• [GIVEN RECORDS]:

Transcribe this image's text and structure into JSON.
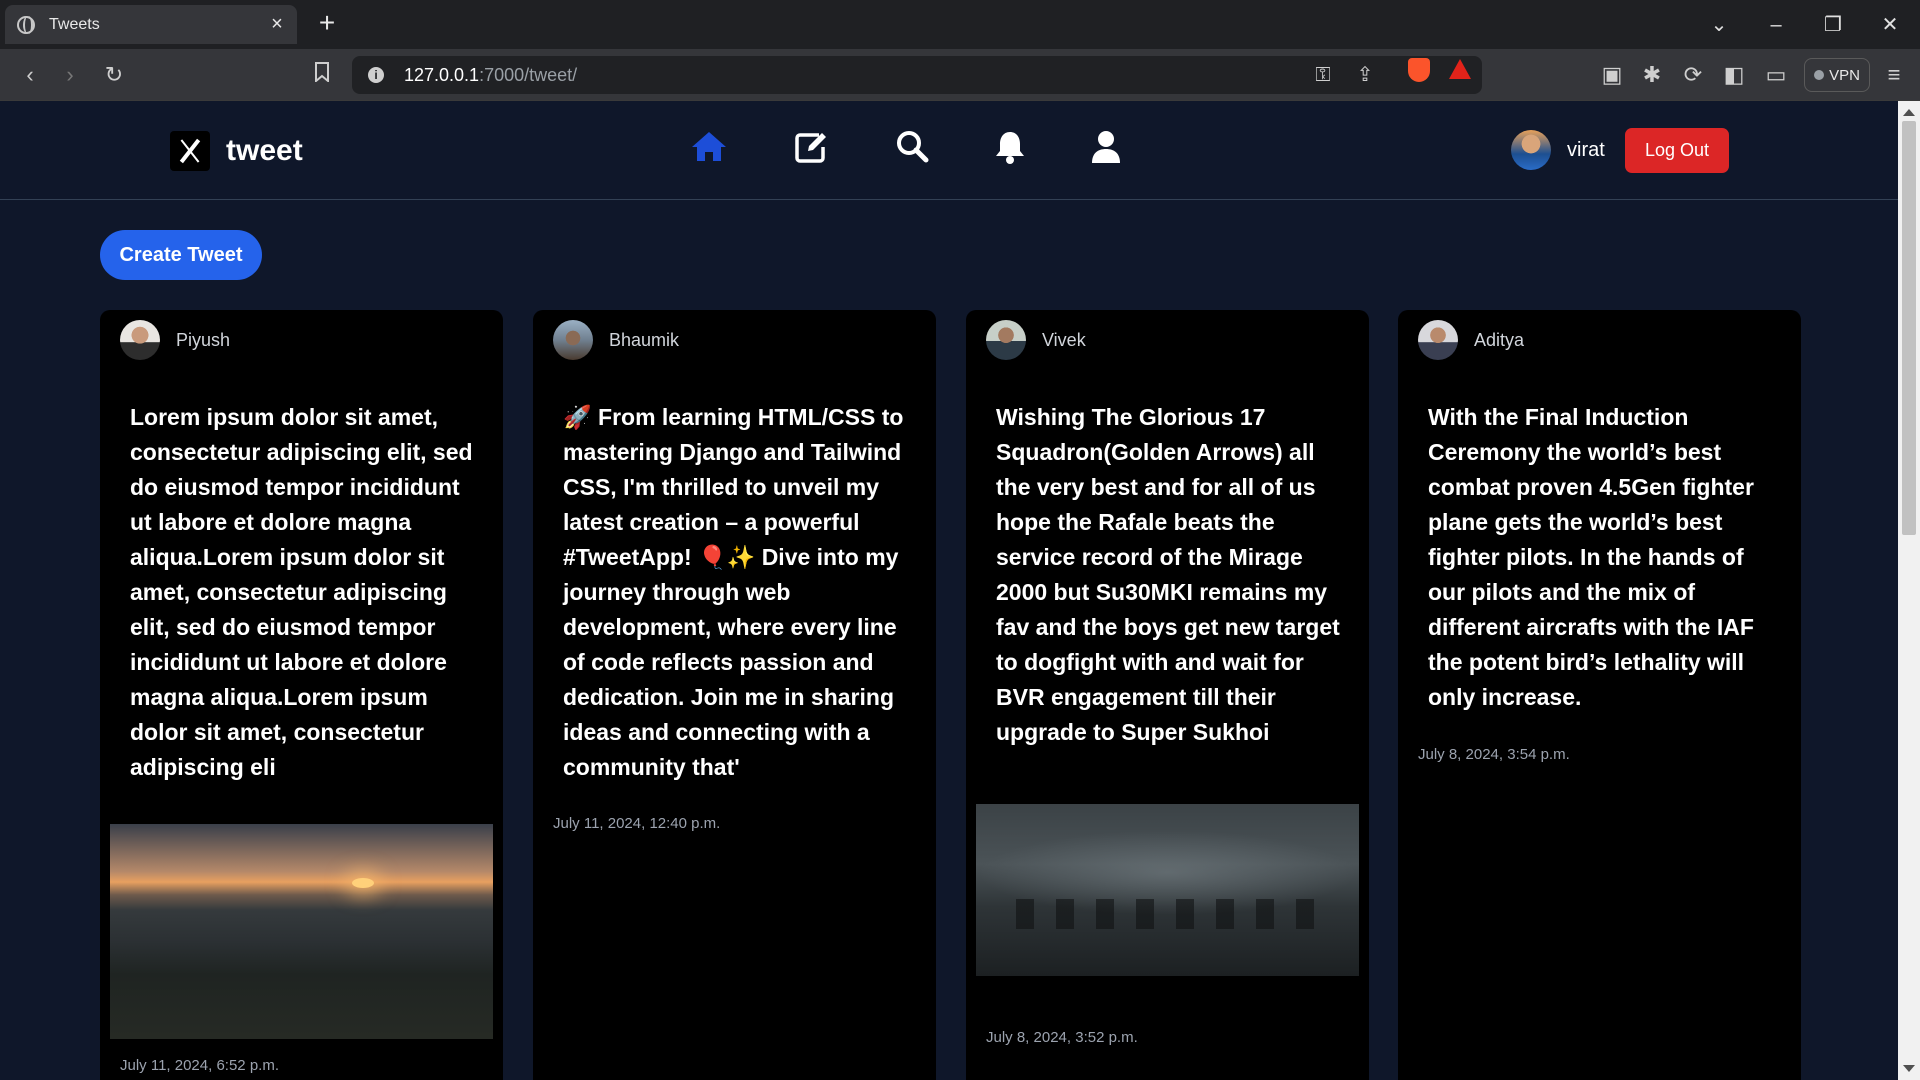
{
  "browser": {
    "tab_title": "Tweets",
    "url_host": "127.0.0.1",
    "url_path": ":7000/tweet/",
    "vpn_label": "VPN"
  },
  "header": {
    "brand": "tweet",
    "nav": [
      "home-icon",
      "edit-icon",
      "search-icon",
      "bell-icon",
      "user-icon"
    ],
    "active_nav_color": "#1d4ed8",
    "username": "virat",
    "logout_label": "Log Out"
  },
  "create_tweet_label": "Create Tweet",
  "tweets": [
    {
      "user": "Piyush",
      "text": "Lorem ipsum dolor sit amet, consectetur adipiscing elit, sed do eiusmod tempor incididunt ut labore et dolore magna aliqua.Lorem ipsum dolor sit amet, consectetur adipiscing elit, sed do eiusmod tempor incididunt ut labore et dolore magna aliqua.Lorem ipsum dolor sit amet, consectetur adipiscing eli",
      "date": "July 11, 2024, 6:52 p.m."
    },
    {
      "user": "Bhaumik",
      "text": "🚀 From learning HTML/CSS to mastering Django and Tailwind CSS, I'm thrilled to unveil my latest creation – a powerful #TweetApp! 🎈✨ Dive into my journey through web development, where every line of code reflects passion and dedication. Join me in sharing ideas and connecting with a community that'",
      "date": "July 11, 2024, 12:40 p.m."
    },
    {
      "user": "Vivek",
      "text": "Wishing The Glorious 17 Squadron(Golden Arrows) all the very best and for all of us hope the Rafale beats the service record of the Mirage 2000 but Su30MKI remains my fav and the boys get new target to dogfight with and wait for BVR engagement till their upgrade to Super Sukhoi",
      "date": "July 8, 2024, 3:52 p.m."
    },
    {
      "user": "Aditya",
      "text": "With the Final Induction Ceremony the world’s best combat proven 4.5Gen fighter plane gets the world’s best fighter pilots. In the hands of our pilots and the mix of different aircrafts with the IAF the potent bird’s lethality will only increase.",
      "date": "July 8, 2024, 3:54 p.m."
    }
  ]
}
...
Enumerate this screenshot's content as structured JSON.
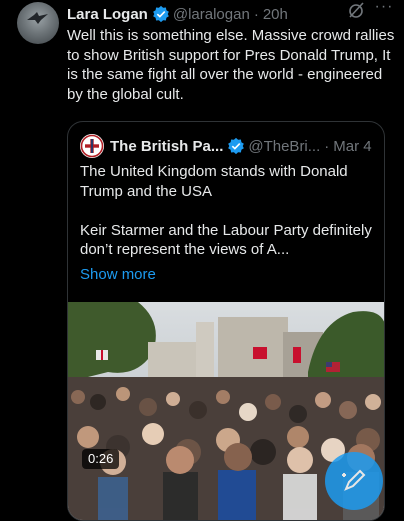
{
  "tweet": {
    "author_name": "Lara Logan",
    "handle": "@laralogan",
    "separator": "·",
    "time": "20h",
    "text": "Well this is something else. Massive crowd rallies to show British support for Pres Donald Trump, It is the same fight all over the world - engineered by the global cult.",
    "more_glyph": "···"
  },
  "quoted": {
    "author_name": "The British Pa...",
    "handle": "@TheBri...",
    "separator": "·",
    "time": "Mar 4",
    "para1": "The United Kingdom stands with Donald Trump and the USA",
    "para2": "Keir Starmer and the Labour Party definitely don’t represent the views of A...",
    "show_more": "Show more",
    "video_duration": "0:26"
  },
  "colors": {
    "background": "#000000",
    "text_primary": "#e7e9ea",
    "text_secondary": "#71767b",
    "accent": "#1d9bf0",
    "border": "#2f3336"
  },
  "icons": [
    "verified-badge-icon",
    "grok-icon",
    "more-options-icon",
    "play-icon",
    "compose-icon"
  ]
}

• [GOAL]:
Return, from the data, each line that has the word "into" in it.

• [SOLUTION]:
Transcribe this image's text and structure into JSON.
      "text": "🚀 From learning HTML/CSS to mastering Django and Tailwind CSS, I'm thrilled to unveil my latest creation – a powerful #TweetApp! 🎈✨ Dive into my journey through web development, where every line of code reflects passion and dedication. Join me in sharing ideas and connecting with a community that'",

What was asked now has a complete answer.